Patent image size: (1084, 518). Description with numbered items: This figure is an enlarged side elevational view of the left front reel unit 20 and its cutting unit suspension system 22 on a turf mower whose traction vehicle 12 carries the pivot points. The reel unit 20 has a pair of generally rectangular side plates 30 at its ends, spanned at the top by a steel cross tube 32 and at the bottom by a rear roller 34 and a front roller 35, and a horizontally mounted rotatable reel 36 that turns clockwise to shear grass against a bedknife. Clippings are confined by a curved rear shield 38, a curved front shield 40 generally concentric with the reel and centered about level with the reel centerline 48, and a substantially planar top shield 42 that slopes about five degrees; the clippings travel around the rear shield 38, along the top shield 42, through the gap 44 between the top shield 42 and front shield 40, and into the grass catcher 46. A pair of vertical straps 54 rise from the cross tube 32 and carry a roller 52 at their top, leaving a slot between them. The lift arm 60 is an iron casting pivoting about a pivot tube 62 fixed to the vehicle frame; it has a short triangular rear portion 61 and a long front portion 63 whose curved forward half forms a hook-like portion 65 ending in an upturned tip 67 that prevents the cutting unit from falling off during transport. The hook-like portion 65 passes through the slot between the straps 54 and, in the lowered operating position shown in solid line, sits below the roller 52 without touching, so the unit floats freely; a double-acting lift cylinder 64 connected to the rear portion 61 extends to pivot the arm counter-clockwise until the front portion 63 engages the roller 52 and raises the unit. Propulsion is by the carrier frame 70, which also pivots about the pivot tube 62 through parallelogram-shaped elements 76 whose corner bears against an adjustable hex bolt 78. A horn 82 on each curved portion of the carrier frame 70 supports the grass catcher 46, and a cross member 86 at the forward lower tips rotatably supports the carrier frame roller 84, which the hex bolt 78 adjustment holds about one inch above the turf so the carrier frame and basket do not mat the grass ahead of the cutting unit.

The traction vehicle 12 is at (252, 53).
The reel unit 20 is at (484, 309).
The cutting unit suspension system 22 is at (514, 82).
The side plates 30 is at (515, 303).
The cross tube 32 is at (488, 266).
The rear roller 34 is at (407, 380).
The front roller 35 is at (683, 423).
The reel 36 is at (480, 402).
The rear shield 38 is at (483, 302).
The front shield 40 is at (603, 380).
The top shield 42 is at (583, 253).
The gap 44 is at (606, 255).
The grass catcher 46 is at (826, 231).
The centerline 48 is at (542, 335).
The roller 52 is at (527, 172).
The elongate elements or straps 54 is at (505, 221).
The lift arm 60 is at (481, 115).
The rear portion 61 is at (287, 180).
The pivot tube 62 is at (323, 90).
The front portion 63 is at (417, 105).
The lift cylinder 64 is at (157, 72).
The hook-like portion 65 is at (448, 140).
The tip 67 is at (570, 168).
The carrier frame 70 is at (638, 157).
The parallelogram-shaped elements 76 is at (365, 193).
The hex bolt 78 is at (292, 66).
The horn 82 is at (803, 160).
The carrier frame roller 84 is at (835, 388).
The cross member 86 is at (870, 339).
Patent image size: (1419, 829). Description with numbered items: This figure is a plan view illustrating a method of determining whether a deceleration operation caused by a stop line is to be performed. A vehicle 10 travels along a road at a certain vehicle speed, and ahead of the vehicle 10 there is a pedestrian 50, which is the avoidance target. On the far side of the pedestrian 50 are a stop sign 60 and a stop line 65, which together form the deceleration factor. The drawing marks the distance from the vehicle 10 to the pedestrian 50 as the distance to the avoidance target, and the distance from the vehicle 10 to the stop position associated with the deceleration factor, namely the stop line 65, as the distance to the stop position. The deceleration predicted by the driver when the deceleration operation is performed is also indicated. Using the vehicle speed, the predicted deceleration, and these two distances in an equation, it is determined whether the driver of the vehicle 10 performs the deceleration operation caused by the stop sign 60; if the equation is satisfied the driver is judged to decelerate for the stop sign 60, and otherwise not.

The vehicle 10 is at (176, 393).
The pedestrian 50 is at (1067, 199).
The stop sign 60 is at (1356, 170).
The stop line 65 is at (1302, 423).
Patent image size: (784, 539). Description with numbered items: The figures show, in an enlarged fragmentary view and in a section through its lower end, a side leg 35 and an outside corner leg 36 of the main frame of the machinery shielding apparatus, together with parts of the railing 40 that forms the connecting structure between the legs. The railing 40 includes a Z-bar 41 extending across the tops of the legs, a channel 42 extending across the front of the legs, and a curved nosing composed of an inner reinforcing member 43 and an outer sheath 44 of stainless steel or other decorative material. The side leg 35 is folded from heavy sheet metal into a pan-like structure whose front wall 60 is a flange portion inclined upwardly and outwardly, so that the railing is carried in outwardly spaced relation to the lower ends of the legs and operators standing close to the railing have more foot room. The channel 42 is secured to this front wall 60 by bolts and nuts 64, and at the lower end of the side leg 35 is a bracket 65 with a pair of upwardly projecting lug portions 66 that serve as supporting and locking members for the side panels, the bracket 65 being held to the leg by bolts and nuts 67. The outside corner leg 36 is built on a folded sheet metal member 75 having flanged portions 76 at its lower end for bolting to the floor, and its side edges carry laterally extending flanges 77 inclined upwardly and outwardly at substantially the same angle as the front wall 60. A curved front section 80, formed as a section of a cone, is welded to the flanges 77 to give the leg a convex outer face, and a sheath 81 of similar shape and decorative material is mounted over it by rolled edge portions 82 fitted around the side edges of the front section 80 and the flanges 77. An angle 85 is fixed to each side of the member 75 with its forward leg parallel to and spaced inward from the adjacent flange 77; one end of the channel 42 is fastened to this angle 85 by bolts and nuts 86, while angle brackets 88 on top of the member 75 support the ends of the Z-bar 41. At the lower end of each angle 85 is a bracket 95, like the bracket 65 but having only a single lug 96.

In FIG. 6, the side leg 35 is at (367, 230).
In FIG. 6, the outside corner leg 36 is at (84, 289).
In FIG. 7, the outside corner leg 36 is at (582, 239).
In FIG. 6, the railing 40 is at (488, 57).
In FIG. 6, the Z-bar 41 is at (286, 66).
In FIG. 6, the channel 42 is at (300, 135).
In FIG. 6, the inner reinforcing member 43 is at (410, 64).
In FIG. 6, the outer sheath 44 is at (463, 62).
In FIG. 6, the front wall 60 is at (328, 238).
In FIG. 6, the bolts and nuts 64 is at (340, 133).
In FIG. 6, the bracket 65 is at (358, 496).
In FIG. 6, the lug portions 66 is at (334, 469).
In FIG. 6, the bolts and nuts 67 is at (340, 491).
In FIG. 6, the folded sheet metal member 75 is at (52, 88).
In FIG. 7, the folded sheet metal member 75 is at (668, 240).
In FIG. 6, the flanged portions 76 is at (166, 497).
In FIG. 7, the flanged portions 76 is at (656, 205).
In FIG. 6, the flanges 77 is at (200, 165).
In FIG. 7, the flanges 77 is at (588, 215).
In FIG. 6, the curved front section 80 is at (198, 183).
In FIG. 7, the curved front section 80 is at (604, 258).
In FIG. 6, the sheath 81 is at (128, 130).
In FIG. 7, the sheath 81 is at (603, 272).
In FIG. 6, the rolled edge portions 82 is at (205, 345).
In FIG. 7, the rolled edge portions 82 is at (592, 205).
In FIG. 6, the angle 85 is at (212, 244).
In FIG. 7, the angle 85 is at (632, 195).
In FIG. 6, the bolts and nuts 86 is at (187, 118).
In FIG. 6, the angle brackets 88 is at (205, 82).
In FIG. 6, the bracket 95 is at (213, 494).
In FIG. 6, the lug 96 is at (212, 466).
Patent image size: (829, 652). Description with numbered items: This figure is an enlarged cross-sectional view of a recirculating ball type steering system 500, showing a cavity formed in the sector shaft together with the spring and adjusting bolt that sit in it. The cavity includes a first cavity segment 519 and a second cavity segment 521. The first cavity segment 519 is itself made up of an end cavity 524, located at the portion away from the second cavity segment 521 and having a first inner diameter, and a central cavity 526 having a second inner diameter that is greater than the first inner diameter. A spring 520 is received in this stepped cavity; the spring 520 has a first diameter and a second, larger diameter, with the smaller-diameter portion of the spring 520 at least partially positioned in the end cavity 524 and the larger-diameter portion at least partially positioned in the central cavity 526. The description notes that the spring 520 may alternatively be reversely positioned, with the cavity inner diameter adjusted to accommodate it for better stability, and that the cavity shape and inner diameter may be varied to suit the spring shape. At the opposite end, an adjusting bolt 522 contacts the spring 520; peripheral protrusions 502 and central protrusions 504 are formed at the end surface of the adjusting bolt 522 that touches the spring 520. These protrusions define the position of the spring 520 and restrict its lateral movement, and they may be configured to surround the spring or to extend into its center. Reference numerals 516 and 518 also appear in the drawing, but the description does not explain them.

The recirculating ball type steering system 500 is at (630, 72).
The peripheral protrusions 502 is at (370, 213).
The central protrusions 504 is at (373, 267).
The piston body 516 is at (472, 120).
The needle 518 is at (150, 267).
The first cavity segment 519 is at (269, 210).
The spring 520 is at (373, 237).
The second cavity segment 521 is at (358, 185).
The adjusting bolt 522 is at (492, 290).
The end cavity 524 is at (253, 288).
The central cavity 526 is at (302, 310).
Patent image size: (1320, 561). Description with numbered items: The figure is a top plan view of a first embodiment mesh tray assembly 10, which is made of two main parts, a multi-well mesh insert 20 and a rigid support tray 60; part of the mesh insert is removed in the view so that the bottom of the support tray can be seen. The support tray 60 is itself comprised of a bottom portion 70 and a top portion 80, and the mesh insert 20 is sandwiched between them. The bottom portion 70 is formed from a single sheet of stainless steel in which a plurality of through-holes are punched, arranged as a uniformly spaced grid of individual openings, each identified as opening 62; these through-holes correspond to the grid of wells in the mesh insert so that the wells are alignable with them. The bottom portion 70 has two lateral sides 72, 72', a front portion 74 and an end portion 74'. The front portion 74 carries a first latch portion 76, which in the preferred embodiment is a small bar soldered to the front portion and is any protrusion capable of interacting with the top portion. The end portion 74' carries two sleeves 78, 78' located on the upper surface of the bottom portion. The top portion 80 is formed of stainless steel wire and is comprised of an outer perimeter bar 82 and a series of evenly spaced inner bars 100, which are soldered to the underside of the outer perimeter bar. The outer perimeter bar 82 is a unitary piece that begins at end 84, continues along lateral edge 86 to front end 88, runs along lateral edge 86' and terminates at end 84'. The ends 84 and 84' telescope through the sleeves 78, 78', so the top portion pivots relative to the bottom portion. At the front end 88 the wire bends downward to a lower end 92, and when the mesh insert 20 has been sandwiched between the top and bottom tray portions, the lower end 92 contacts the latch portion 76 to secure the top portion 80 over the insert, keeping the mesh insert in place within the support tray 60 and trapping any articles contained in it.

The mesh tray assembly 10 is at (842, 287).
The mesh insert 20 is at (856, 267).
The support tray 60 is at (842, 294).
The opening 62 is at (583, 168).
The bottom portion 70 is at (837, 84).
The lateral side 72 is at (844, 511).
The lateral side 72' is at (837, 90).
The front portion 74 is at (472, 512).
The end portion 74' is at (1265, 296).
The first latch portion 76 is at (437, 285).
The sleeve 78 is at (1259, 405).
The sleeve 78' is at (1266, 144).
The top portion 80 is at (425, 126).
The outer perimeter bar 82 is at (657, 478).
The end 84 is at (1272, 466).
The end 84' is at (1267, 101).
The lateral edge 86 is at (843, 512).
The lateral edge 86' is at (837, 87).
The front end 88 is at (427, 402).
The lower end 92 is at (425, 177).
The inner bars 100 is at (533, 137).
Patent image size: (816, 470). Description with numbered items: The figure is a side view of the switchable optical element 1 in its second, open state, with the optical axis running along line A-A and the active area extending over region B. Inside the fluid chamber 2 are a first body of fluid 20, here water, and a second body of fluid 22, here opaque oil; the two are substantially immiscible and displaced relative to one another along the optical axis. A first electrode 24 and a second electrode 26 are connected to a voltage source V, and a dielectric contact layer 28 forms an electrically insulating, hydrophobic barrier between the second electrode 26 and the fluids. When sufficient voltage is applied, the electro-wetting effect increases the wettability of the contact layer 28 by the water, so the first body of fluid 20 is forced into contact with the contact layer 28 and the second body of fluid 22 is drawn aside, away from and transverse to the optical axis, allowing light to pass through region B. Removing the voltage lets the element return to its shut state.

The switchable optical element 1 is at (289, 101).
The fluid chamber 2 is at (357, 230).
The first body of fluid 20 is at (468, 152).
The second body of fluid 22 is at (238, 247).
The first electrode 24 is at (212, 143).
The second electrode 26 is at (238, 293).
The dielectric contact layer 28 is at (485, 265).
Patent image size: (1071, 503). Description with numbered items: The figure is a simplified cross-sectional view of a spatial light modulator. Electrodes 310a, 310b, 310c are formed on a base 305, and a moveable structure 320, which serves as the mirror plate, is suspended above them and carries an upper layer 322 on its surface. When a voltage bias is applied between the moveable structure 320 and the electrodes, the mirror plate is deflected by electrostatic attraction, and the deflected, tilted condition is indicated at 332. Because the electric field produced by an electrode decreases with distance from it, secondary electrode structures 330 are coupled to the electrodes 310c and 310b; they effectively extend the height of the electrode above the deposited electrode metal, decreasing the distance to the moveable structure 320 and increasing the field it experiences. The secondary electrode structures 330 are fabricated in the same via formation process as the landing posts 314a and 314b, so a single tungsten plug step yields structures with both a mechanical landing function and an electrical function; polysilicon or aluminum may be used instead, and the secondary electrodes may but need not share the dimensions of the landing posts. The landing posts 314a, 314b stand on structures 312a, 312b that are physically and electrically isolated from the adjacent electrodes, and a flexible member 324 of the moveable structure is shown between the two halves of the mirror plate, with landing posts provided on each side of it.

## Exercise prompt
Render the listing as a two-column CSV with the headers description and positions. Begin at the line that contains "Patent image size: (1419, 829)." and stop after the line that contains "The stop line 65 is at (1302, 423).". Give one row per description alongside its positions, and place each value in a single quoted field with line breaks replaced by spaces.

## Final answer
description,positions
"Patent image size: (1419, 829). Description with numbered items: This figure is a plan view illustrating a method of determining whether a deceleration operation caused by a stop line is to be performed. A vehicle 10 travels along a road at a certain vehicle speed, and ahead of the vehicle 10 there is a pedestrian 50, which is the avoidance target. On the far side of the pedestrian 50 are a stop sign 60 and a stop line 65, which together form the deceleration factor. The drawing marks the distance from the vehicle 10 to the pedestrian 50 as the distance to the avoidance target, and the distance from the vehicle 10 to the stop position associated with the deceleration factor, namely the stop line 65, as the distance to the stop position. The deceleration predicted by the driver when the deceleration operation is performed is also indicated. Using the vehicle speed, the predicted deceleration, and these two distances in an equation, it is determined whether the driver of the vehicle 10 performs the deceleration operation caused by the stop sign 60; if the equation is satisfied the driver is judged to decelerate for the stop sign 60, and otherwise not.","The vehicle 10 is at (176, 393). The pedestrian 50 is at (1067, 199). The stop sign 60 is at (1356, 170). The stop line 65 is at (1302, 423)."